**WORK INSTRUCTIONS**:
Pull every line that holds the word "Intel" from the entries.

**SUPPLIED RECORDS**:
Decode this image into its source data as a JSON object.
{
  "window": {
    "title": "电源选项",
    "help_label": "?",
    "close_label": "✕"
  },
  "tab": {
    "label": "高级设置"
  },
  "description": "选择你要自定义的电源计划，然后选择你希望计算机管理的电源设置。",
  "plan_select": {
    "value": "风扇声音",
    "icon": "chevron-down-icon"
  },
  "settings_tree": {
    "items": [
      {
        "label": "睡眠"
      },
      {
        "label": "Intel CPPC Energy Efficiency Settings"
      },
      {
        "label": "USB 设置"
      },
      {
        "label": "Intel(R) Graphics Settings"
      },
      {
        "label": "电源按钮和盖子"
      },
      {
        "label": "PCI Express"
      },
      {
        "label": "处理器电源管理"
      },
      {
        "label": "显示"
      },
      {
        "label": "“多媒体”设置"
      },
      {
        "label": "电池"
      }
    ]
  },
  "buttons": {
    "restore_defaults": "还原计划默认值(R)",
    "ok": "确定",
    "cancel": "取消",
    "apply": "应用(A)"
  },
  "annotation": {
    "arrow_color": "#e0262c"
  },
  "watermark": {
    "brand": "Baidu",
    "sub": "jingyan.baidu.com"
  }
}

**ANSWER TO THIS TASK**:
        "label": "Intel CPPC Energy Efficiency Settings"
        "label": "Intel(R) Graphics Settings"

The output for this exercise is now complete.